◆ QUOTED TEXT:
Execution Copy AMENDMENT TO AMENDED AND RESTATED CERTIFICATE PURCHASE AGREEMENT

Contract Categories: Business Finance - Purchase Agreements
EX-10.132 34 exhibit10_132.htm EXHIBIT 10.132 exhibit10_132.htm

 
Execution Copy
 
AMENDMENT TO
AMENDED AND RESTATED
CERTIFICATE PURCHASE AGREEMENT
 
THIS AMENDMENT TO AMENDED AND RESTATED CERTIFICATE PURCHASE AGREEMENT (this "Amendment") dated as of October 31, 2006, is entered into among Navistar Financial Securities Corporation (the "Seller"), Navistar Financial Corporation ("Servicer"), Kitty Hawk Funding Corporation, ("KHFC"), as a Conduit Purchaser, Liberty Street Funding Corp. ("Liberty Street"), as a Conduit Purchaser, the Bank of Nova Scotia ("BNS"), as a Managing Agent and a Committed Purchaser, and Bank of America, National Association ("Bank of America"), as a Managing Agent, the Administrative Agent and a Committed Purchaser.

◆ SOURCE DATA:
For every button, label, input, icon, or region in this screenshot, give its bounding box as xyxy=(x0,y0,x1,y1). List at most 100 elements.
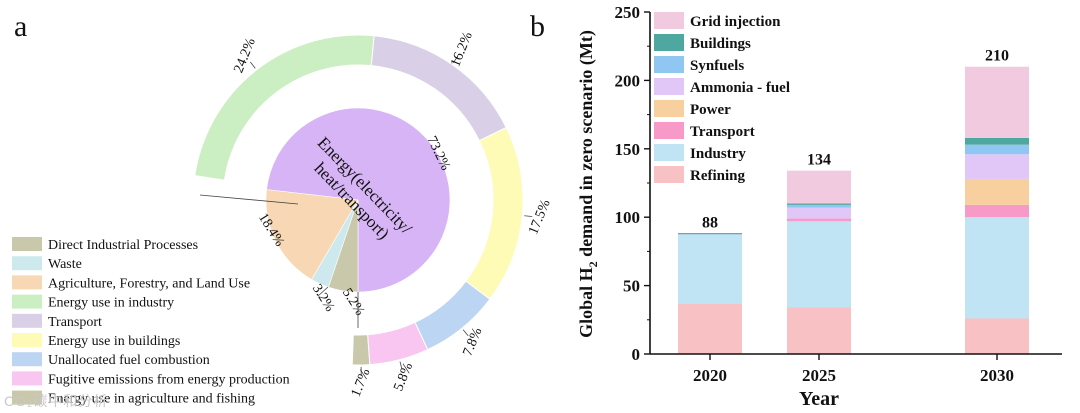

◆ SET PROBLEM: Rewrite the amendment from "Contract Categories: Business" up to and including "a Committed Purchaser.", changing every "Conduit Purchaser" to "Conduit Investor".

◆ FINISHED TASK:
Contract Categories: Business Finance - Purchase Agreements
EX-10.132 34 exhibit10_132.htm EXHIBIT 10.132 exhibit10_132.htm

 
Execution Copy
 
AMENDMENT TO
AMENDED AND RESTATED
CERTIFICATE PURCHASE AGREEMENT
 
THIS AMENDMENT TO AMENDED AND RESTATED CERTIFICATE PURCHASE AGREEMENT (this "Amendment") dated as of October 31, 2006, is entered into among Navistar Financial Securities Corporation (the "Seller"), Navistar Financial Corporation ("Servicer"), Kitty Hawk Funding Corporation, ("KHFC"), as a Conduit Investor, Liberty Street Funding Corp. ("Liberty Street"), as a Conduit Investor, the Bank of Nova Scotia ("BNS"), as a Managing Agent and a Committed Purchaser, and Bank of America, National Association ("Bank of America"), as a Managing Agent, the Administrative Agent and a Committed Purchaser.